[Figure contents as structured data]
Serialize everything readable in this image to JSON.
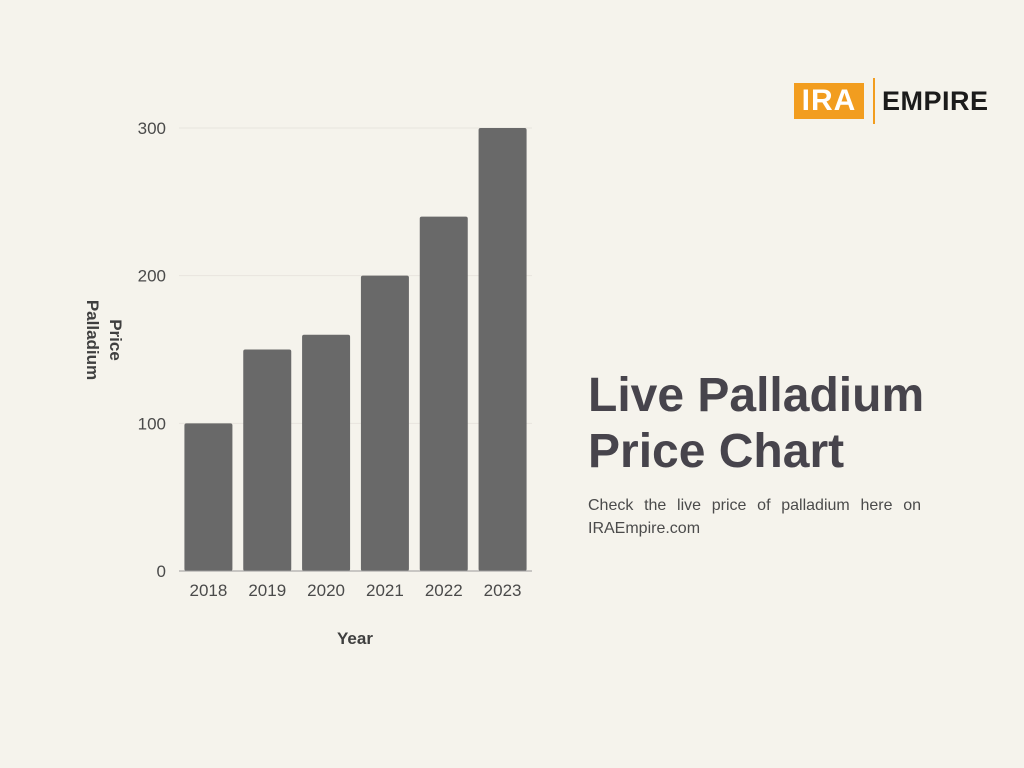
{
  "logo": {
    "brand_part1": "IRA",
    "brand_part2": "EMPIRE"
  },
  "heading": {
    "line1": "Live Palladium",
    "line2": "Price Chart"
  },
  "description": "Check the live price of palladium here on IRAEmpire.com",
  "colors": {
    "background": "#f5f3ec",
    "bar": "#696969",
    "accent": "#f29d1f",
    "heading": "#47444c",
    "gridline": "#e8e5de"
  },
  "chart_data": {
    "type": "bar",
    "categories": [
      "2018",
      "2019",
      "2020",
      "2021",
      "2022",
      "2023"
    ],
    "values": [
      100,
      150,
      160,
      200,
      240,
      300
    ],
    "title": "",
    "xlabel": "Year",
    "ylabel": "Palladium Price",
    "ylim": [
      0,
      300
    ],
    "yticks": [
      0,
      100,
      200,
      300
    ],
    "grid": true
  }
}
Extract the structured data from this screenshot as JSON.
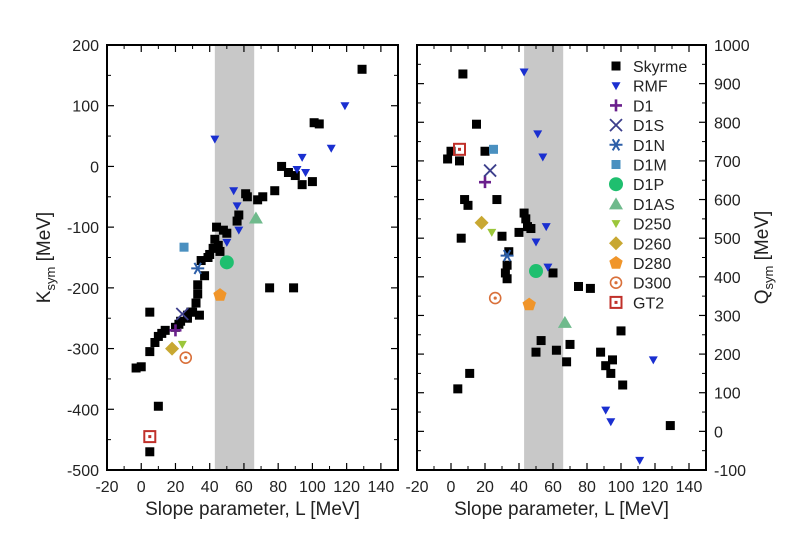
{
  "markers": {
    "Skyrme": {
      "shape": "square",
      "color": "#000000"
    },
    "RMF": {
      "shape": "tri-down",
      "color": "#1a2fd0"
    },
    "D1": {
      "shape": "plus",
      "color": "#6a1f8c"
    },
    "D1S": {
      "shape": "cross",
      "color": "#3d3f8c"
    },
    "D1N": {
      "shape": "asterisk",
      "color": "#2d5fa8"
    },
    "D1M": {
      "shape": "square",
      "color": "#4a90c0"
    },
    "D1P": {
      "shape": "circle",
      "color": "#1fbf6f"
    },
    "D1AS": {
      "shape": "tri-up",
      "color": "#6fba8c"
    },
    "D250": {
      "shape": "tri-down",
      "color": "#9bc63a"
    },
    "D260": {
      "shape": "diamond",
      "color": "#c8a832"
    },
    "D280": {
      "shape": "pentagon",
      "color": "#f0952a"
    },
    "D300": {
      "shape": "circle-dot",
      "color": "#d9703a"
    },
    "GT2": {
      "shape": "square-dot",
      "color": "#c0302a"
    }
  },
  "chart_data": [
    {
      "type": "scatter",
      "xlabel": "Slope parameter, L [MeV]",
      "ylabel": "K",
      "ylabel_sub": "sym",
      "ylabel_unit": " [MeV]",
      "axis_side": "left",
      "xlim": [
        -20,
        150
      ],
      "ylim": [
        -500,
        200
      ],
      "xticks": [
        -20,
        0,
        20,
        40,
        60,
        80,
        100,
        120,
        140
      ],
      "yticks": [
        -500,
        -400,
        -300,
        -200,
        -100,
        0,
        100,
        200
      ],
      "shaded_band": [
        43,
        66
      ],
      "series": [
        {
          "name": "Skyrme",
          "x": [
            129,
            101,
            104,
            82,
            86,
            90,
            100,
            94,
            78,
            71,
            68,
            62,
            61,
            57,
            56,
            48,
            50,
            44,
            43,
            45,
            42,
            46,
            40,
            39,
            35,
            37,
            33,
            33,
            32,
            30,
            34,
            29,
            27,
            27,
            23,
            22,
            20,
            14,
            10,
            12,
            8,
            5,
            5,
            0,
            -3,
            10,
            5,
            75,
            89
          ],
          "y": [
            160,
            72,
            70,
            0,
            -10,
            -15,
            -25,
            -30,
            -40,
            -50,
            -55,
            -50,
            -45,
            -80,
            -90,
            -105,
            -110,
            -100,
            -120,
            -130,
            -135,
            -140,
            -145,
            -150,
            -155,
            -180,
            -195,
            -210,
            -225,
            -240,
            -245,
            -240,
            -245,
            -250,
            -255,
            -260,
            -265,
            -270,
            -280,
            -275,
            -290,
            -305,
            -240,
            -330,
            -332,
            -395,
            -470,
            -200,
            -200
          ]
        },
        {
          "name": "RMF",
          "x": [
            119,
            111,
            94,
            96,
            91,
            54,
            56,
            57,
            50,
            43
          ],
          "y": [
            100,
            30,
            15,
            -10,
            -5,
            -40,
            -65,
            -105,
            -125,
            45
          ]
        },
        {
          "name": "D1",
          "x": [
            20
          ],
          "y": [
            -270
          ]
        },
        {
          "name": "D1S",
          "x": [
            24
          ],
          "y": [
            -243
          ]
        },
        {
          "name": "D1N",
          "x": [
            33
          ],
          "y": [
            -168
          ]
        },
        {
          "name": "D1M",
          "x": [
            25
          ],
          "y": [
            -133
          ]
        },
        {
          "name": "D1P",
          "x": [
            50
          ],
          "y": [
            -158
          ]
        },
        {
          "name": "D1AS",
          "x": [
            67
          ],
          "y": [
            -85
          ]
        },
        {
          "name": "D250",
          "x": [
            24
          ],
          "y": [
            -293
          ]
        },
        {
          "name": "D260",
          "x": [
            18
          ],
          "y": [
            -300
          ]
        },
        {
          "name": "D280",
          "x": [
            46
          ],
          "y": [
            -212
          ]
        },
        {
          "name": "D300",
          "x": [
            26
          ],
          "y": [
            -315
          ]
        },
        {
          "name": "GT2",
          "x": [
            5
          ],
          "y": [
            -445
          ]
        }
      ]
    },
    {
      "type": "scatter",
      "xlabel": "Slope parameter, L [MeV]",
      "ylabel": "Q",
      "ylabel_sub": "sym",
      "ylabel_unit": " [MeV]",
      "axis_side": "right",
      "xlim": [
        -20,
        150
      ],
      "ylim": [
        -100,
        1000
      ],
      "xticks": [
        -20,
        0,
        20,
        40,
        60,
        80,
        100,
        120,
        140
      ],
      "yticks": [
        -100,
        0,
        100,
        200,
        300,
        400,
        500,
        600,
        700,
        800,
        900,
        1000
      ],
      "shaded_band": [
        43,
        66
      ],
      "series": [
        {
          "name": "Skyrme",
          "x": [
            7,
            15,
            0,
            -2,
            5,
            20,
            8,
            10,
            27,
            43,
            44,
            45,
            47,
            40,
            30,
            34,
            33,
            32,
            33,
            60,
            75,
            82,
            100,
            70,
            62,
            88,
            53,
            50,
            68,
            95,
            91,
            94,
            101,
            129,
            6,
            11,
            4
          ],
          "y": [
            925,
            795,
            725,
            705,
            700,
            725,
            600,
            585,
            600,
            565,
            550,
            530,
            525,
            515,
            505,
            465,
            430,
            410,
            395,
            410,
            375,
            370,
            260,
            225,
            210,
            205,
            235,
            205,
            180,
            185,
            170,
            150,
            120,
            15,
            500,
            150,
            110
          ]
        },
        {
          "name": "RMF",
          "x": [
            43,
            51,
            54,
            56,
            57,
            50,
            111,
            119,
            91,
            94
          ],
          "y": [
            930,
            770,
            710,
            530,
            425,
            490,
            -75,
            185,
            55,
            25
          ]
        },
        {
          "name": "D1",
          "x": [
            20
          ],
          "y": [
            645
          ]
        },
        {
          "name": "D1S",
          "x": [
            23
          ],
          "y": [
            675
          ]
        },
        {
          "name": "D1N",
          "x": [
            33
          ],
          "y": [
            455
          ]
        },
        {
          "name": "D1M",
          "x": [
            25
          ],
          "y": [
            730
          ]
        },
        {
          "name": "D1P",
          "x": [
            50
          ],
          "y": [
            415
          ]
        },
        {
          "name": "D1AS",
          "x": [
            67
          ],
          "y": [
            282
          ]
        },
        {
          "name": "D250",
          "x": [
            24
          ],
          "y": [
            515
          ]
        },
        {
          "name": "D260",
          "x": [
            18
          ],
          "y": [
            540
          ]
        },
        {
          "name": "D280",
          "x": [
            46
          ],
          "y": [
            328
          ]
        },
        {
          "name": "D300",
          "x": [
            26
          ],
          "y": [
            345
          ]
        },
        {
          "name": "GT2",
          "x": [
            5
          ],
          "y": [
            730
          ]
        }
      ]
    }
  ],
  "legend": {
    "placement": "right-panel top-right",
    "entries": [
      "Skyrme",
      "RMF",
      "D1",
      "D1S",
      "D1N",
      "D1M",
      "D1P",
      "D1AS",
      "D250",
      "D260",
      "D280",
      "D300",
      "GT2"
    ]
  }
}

** PROMPT **
Only the number is wanted: how many lines in the data include the string "Skyrme"?

** OUTPUT BELOW **
4